Aim
Scan the material for the word "xlabel", and copy each line where it shows up.

Data records
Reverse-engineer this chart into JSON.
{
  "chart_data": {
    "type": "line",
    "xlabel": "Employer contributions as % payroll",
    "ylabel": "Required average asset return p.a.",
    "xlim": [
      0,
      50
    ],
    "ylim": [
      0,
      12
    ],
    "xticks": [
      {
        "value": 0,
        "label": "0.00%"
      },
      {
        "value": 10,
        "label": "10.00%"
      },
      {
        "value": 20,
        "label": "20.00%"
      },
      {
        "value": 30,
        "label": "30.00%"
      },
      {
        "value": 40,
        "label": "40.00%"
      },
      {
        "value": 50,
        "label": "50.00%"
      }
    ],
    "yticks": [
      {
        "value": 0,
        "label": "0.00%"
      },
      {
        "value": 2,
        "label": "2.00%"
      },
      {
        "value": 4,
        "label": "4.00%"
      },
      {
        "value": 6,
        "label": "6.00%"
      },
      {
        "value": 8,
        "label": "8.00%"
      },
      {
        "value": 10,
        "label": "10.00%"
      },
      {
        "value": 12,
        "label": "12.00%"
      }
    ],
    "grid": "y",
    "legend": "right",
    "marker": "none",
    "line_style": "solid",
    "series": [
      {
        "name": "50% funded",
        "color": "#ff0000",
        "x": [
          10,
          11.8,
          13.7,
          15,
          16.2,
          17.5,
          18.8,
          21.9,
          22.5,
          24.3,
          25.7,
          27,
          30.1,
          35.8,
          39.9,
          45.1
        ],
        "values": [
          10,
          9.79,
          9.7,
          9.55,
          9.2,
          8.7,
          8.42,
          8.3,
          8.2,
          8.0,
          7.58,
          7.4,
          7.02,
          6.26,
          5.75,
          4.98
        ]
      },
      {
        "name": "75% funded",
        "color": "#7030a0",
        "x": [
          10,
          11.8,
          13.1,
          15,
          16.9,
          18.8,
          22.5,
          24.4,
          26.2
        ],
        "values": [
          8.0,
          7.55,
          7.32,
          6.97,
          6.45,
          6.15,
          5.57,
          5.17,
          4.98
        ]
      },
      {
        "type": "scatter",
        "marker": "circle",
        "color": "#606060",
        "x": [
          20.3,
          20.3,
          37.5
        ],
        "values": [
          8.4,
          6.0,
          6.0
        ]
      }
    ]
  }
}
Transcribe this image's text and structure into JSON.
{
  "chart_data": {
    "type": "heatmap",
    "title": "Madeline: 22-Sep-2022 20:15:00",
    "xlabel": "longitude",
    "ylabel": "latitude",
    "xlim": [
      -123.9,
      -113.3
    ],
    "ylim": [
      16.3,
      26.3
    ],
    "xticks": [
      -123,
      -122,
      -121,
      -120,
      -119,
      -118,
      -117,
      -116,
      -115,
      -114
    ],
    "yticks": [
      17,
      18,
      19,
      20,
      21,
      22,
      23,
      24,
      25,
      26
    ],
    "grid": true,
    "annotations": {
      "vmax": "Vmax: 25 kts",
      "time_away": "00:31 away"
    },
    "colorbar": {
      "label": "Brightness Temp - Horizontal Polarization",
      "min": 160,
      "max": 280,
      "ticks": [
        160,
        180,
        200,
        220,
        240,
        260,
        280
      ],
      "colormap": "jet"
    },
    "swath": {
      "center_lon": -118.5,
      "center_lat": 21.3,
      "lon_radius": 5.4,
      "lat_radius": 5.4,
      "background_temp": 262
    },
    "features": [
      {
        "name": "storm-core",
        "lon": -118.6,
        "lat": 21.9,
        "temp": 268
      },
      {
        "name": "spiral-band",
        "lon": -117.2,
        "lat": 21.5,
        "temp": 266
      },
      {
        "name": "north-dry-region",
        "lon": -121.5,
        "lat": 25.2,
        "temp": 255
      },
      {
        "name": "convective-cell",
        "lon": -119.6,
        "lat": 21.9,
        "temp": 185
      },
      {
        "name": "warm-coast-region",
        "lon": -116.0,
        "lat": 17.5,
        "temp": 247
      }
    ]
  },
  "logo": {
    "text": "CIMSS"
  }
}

Result for this exercise
    "xlabel": "Employer contributions as % payroll",
    "xlabel": "longitude",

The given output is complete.